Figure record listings
.....

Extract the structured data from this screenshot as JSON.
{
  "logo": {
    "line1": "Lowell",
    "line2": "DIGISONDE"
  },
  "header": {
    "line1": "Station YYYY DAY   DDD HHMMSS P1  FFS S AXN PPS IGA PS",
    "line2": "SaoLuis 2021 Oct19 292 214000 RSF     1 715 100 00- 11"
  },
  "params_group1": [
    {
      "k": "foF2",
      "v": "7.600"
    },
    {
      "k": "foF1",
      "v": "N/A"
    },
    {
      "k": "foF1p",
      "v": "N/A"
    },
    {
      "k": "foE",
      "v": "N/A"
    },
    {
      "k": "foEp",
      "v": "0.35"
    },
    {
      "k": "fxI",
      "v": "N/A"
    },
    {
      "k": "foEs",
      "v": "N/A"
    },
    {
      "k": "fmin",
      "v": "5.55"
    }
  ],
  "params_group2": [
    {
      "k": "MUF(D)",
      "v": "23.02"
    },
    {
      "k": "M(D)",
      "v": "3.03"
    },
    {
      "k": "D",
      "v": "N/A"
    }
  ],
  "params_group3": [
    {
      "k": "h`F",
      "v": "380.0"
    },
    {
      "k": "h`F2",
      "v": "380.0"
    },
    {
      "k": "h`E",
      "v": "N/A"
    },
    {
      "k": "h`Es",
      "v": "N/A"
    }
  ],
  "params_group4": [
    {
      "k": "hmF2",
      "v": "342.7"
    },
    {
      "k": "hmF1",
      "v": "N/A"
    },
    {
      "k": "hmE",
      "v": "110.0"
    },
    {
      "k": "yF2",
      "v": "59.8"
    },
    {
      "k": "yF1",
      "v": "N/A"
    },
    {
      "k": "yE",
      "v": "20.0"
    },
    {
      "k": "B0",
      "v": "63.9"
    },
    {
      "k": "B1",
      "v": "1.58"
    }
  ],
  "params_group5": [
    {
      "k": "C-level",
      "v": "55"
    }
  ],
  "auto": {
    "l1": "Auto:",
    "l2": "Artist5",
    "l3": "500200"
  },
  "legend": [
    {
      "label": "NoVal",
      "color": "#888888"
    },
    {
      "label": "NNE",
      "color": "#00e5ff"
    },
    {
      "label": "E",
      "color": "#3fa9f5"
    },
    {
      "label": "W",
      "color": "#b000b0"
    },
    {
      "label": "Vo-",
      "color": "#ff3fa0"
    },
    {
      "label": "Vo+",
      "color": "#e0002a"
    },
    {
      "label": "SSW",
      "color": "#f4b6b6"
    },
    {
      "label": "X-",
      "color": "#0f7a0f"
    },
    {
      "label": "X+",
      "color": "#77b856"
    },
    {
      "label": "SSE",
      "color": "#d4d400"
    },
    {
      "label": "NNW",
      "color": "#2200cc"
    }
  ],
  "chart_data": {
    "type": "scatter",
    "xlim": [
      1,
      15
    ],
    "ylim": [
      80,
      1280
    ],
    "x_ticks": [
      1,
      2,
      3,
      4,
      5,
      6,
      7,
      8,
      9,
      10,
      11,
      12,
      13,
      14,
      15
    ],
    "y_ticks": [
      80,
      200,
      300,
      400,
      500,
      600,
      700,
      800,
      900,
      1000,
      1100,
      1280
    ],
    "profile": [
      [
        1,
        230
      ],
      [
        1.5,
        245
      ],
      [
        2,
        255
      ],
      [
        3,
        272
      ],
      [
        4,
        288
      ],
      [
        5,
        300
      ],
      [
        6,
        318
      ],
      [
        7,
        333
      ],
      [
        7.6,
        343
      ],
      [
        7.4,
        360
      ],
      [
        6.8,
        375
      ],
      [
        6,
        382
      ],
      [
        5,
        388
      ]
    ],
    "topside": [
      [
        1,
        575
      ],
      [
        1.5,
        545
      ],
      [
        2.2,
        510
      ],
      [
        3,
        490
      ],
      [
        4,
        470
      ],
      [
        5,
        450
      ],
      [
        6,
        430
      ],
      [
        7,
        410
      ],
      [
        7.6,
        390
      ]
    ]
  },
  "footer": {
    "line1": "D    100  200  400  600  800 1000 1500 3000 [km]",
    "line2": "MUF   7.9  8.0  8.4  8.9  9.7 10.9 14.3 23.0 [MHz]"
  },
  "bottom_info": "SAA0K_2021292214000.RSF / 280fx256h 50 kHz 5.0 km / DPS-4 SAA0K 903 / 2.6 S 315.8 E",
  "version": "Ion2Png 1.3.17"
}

.....

SET TASK
Print back all the lines verbatim.

FINAL ANSWER
Extract the structured data from this screenshot as JSON.
{
  "logo": {
    "line1": "Lowell",
    "line2": "DIGISONDE"
  },
  "header": {
    "line1": "Station YYYY DAY   DDD HHMMSS P1  FFS S AXN PPS IGA PS",
    "line2": "SaoLuis 2021 Oct19 292 214000 RSF     1 715 100 00- 11"
  },
  "params_group1": [
    {
      "k": "foF2",
      "v": "7.600"
    },
    {
      "k": "foF1",
      "v": "N/A"
    },
    {
      "k": "foF1p",
      "v": "N/A"
    },
    {
      "k": "foE",
      "v": "N/A"
    },
    {
      "k": "foEp",
      "v": "0.35"
    },
    {
      "k": "fxI",
      "v": "N/A"
    },
    {
      "k": "foEs",
      "v": "N/A"
    },
    {
      "k": "fmin",
      "v": "5.55"
    }
  ],
  "params_group2": [
    {
      "k": "MUF(D)",
      "v": "23.02"
    },
    {
      "k": "M(D)",
      "v": "3.03"
    },
    {
      "k": "D",
      "v": "N/A"
    }
  ],
  "params_group3": [
    {
      "k": "h`F",
      "v": "380.0"
    },
    {
      "k": "h`F2",
      "v": "380.0"
    },
    {
      "k": "h`E",
      "v": "N/A"
    },
    {
      "k": "h`Es",
      "v": "N/A"
    }
  ],
  "params_group4": [
    {
      "k": "hmF2",
      "v": "342.7"
    },
    {
      "k": "hmF1",
      "v": "N/A"
    },
    {
      "k": "hmE",
      "v": "110.0"
    },
    {
      "k": "yF2",
      "v": "59.8"
    },
    {
      "k": "yF1",
      "v": "N/A"
    },
    {
      "k": "yE",
      "v": "20.0"
    },
    {
      "k": "B0",
      "v": "63.9"
    },
    {
      "k": "B1",
      "v": "1.58"
    }
  ],
  "params_group5": [
    {
      "k": "C-level",
      "v": "55"
    }
  ],
  "auto": {
    "l1": "Auto:",
    "l2": "Artist5",
    "l3": "500200"
  },
  "legend": [
    {
      "label": "NoVal",
      "color": "#888888"
    },
    {
      "label": "NNE",
      "color": "#00e5ff"
    },
    {
      "label": "E",
      "color": "#3fa9f5"
    },
    {
      "label": "W",
      "color": "#b000b0"
    },
    {
      "label": "Vo-",
      "color": "#ff3fa0"
    },
    {
      "label": "Vo+",
      "color": "#e0002a"
    },
    {
      "label": "SSW",
      "color": "#f4b6b6"
    },
    {
      "label": "X-",
      "color": "#0f7a0f"
    },
    {
      "label": "X+",
      "color": "#77b856"
    },
    {
      "label": "SSE",
      "color": "#d4d400"
    },
    {
      "label": "NNW",
      "color": "#2200cc"
    }
  ],
  "chart_data": {
    "type": "scatter",
    "xlim": [
      1,
      15
    ],
    "ylim": [
      80,
      1280
    ],
    "x_ticks": [
      1,
      2,
      3,
      4,
      5,
      6,
      7,
      8,
      9,
      10,
      11,
      12,
      13,
      14,
      15
    ],
    "y_ticks": [
      80,
      200,
      300,
      400,
      500,
      600,
      700,
      800,
      900,
      1000,
      1100,
      1280
    ],
    "profile": [
      [
        1,
        230
      ],
      [
        1.5,
        245
      ],
      [
        2,
        255
      ],
      [
        3,
        272
      ],
      [
        4,
        288
      ],
      [
        5,
        300
      ],
      [
        6,
        318
      ],
      [
        7,
        333
      ],
      [
        7.6,
        343
      ],
      [
        7.4,
        360
      ],
      [
        6.8,
        375
      ],
      [
        6,
        382
      ],
      [
        5,
        388
      ]
    ],
    "topside": [
      [
        1,
        575
      ],
      [
        1.5,
        545
      ],
      [
        2.2,
        510
      ],
      [
        3,
        490
      ],
      [
        4,
        470
      ],
      [
        5,
        450
      ],
      [
        6,
        430
      ],
      [
        7,
        410
      ],
      [
        7.6,
        390
      ]
    ]
  },
  "footer": {
    "line1": "D    100  200  400  600  800 1000 1500 3000 [km]",
    "line2": "MUF   7.9  8.0  8.4  8.9  9.7 10.9 14.3 23.0 [MHz]"
  },
  "bottom_info": "SAA0K_2021292214000.RSF / 280fx256h 50 kHz 5.0 km / DPS-4 SAA0K 903 / 2.6 S 315.8 E",
  "version": "Ion2Png 1.3.17"
}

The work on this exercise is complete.